_Your task_
Rewrite all of the data below with every "door-hinge" changed to "hinge-plate" and nothing else altered. Omit the pictures from your answer.

_Provided data_
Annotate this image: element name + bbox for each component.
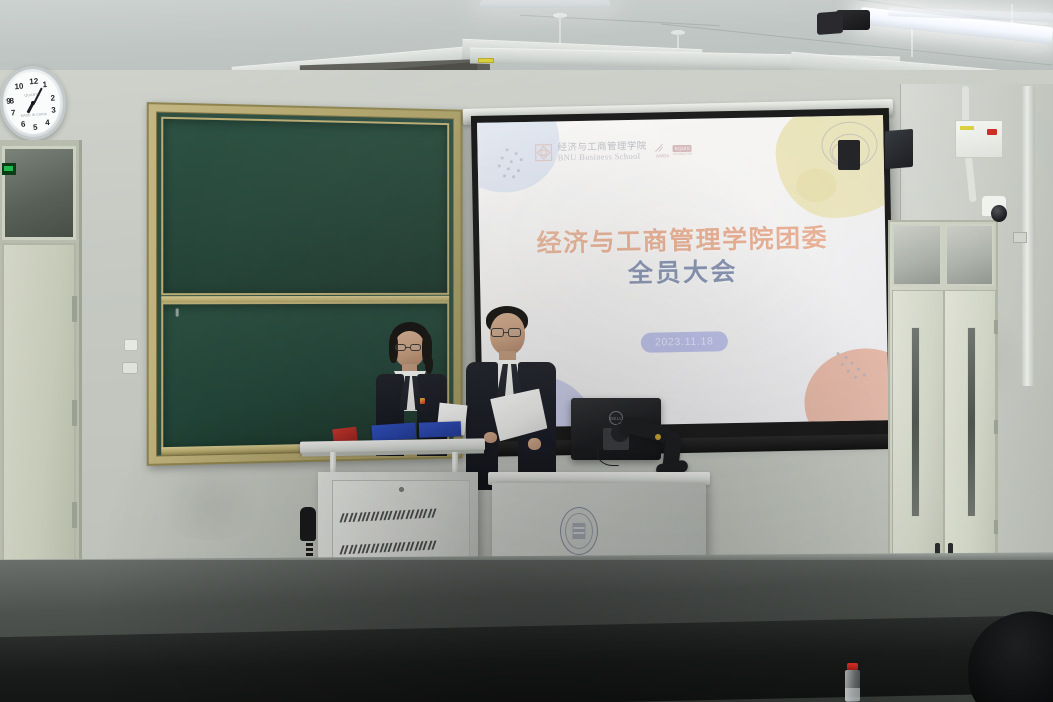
vent-row (341, 509, 436, 523)
glasses-left-lens (491, 328, 504, 337)
clock-number: 1 (42, 81, 47, 89)
vent-row (341, 541, 436, 555)
door-vision-panel (967, 327, 976, 517)
slide-logo-name-en: BNU Business School (558, 151, 647, 162)
exit-sign-icon (2, 163, 16, 175)
wall-stain (150, 470, 270, 540)
security-camera-dome-icon (982, 196, 1006, 216)
glasses-right-lens (508, 328, 521, 337)
clock-face: 12 1 2 3 4 5 6 7 8 9 10 QUARTZ MADE IN C… (4, 70, 62, 136)
glasses-left-lens (395, 344, 406, 351)
slide-logo: 经济与工商管理学院 BNU Business School AMBA EQUIS… (533, 140, 692, 163)
door-vision-panel (911, 327, 920, 517)
equipment-label (478, 58, 494, 63)
door-right-transom (892, 224, 994, 286)
bnu-business-school-emblem-icon (533, 142, 553, 162)
monitor-arm-indicator (655, 434, 661, 440)
door-hinge (994, 520, 998, 534)
water-bottle (845, 663, 860, 702)
ceiling-tube-light (480, 0, 610, 8)
hand-left (484, 432, 497, 443)
door-hinge (72, 400, 77, 426)
glasses-bridge (406, 347, 410, 348)
ceiling-speaker (817, 11, 843, 35)
slide-logo-text: 经济与工商管理学院 BNU Business School (557, 141, 646, 162)
door-hinge (72, 502, 77, 528)
door-left-leaf[interactable] (2, 243, 76, 567)
suit-jacket-left (466, 362, 498, 490)
clock-number: 7 (11, 109, 16, 117)
clock-number: 2 (50, 94, 55, 102)
clock-number: 3 (51, 106, 56, 114)
light-switch[interactable] (124, 339, 138, 351)
glasses-right-lens (410, 344, 421, 351)
door-hinge (72, 296, 77, 322)
monitor-brand-label: DELL (610, 416, 622, 421)
clock-number: 9 (6, 97, 11, 105)
hair-ponytail (425, 356, 433, 374)
junction-box (1013, 232, 1027, 243)
classroom-photo: 12 1 2 3 4 5 6 7 8 9 10 QUARTZ MADE IN C… (0, 0, 1053, 702)
emergency-alarm-box (955, 120, 1003, 158)
door-right-leaf-left[interactable] (892, 290, 944, 580)
audience-head-silhouette (967, 610, 1053, 702)
clock-number: 5 (33, 124, 38, 132)
accreditation-marks: AMBA EQUIS ACCREDITED (655, 142, 693, 159)
alarm-label (960, 126, 974, 130)
clock-sub-text: MADE IN CHINA (20, 112, 47, 118)
clock-number: 10 (14, 83, 23, 92)
amba-swoosh-icon (655, 142, 671, 153)
folder-blue-left (371, 422, 416, 441)
wall-mounted-speaker-black (838, 140, 860, 170)
clock-number: 6 (21, 120, 26, 128)
slide-title-block: 经济与工商管理学院团委 全员大会 (479, 221, 886, 293)
slide-date-badge: 2023.11.18 (641, 331, 728, 353)
lapel-badge (420, 398, 425, 404)
wall-telephone[interactable] (300, 507, 316, 541)
clock-number: 4 (45, 119, 50, 127)
slide-blob-peach (803, 347, 888, 427)
door-left-transom-window (2, 146, 76, 240)
door-hinge (994, 420, 998, 434)
folder-blue-right (419, 421, 461, 437)
power-outlet[interactable] (122, 362, 138, 374)
cabinet-lock-icon[interactable] (399, 487, 404, 492)
door-right-leaf-right[interactable] (944, 290, 996, 580)
clock-number: 12 (29, 77, 38, 86)
bottle-cap (847, 663, 858, 670)
chalk-mark (176, 308, 179, 316)
bottle-body (845, 670, 860, 702)
bottle-label (845, 688, 860, 701)
beijing-normal-university-seal-icon (560, 507, 598, 555)
alarm-led-icon (987, 129, 997, 135)
door-hinge (994, 320, 998, 334)
amba-label: AMBA (656, 153, 670, 158)
hanger-rod (559, 15, 561, 45)
blackboard-panel-upper (161, 117, 449, 296)
clock-center-pin (31, 101, 35, 105)
hand-right (528, 438, 541, 450)
seal-core-glyph (573, 523, 586, 539)
accreditation-sub-label: ACCREDITED (673, 151, 693, 155)
ceiling-projector-box (885, 129, 913, 169)
transom-pane (892, 224, 942, 286)
transom-pane (945, 224, 995, 286)
glasses-bridge (504, 332, 508, 333)
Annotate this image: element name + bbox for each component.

_Result of this exercise_
Annotate this image: element name + bbox for each component.
vent-row (341, 509, 436, 523)
glasses-left-lens (491, 328, 504, 337)
clock-number: 1 (42, 81, 47, 89)
vent-row (341, 541, 436, 555)
door-vision-panel (967, 327, 976, 517)
slide-logo-name-en: BNU Business School (558, 151, 647, 162)
exit-sign-icon (2, 163, 16, 175)
wall-stain (150, 470, 270, 540)
security-camera-dome-icon (982, 196, 1006, 216)
glasses-right-lens (508, 328, 521, 337)
clock-face: 12 1 2 3 4 5 6 7 8 9 10 QUARTZ MADE IN C… (4, 70, 62, 136)
glasses-left-lens (395, 344, 406, 351)
slide-logo: 经济与工商管理学院 BNU Business School AMBA EQUIS… (533, 140, 692, 163)
door-vision-panel (911, 327, 920, 517)
equipment-label (478, 58, 494, 63)
door-right-transom (892, 224, 994, 286)
bnu-business-school-emblem-icon (533, 142, 553, 162)
monitor-arm-indicator (655, 434, 661, 440)
hinge-plate (994, 520, 998, 534)
water-bottle (845, 663, 860, 702)
ceiling-tube-light (480, 0, 610, 8)
hand-left (484, 432, 497, 443)
hinge-plate (72, 400, 77, 426)
glasses-bridge (406, 347, 410, 348)
ceiling-speaker (817, 11, 843, 35)
slide-logo-text: 经济与工商管理学院 BNU Business School (557, 141, 646, 162)
hinge-plate (72, 502, 77, 528)
door-left-leaf[interactable] (2, 243, 76, 567)
suit-jacket-left (466, 362, 498, 490)
clock-number: 7 (11, 109, 16, 117)
clock-number: 2 (50, 94, 55, 102)
clock-number: 3 (51, 106, 56, 114)
light-switch[interactable] (124, 339, 138, 351)
glasses-right-lens (410, 344, 421, 351)
hinge-plate (72, 296, 77, 322)
monitor-brand-label: DELL (610, 416, 622, 421)
clock-number: 9 (6, 97, 11, 105)
hair-ponytail (425, 356, 433, 374)
junction-box (1013, 232, 1027, 243)
classroom-photo: 12 1 2 3 4 5 6 7 8 9 10 QUARTZ MADE IN C… (0, 0, 1053, 702)
emergency-alarm-box (955, 120, 1003, 158)
door-right-leaf-left[interactable] (892, 290, 944, 580)
audience-head-silhouette (967, 610, 1053, 702)
clock-number: 5 (33, 124, 38, 132)
accreditation-marks: AMBA EQUIS ACCREDITED (655, 142, 693, 159)
alarm-label (960, 126, 974, 130)
clock-sub-text: MADE IN CHINA (20, 112, 47, 118)
clock-number: 10 (14, 83, 23, 92)
amba-swoosh-icon (655, 142, 671, 153)
folder-blue-left (371, 422, 416, 441)
wall-mounted-speaker-black (838, 140, 860, 170)
clock-number: 6 (21, 120, 26, 128)
slide-title-block: 经济与工商管理学院团委 全员大会 (479, 221, 886, 293)
slide-date-badge: 2023.11.18 (641, 331, 728, 353)
lapel-badge (420, 398, 425, 404)
wall-telephone[interactable] (300, 507, 316, 541)
clock-number: 4 (45, 119, 50, 127)
slide-blob-peach (803, 347, 888, 427)
door-left-transom-window (2, 146, 76, 240)
hinge-plate (994, 420, 998, 434)
folder-blue-right (419, 421, 461, 437)
power-outlet[interactable] (122, 362, 138, 374)
cabinet-lock-icon[interactable] (399, 487, 404, 492)
door-right-leaf-right[interactable] (944, 290, 996, 580)
clock-number: 12 (29, 77, 38, 86)
bottle-cap (847, 663, 858, 670)
chalk-mark (176, 308, 179, 316)
bottle-body (845, 670, 860, 702)
bottle-label (845, 688, 860, 701)
beijing-normal-university-seal-icon (560, 507, 598, 555)
alarm-led-icon (987, 129, 997, 135)
hinge-plate (994, 320, 998, 334)
amba-label: AMBA (656, 153, 670, 158)
hanger-rod (559, 15, 561, 45)
blackboard-panel-upper (161, 117, 449, 296)
clock-center-pin (31, 101, 35, 105)
hand-right (528, 438, 541, 450)
seal-core-glyph (573, 523, 586, 539)
accreditation-sub-label: ACCREDITED (673, 151, 693, 155)
ceiling-projector-box (885, 129, 913, 169)
transom-pane (892, 224, 942, 286)
transom-pane (945, 224, 995, 286)
glasses-bridge (504, 332, 508, 333)
Annotate this image: element name + bbox for each component.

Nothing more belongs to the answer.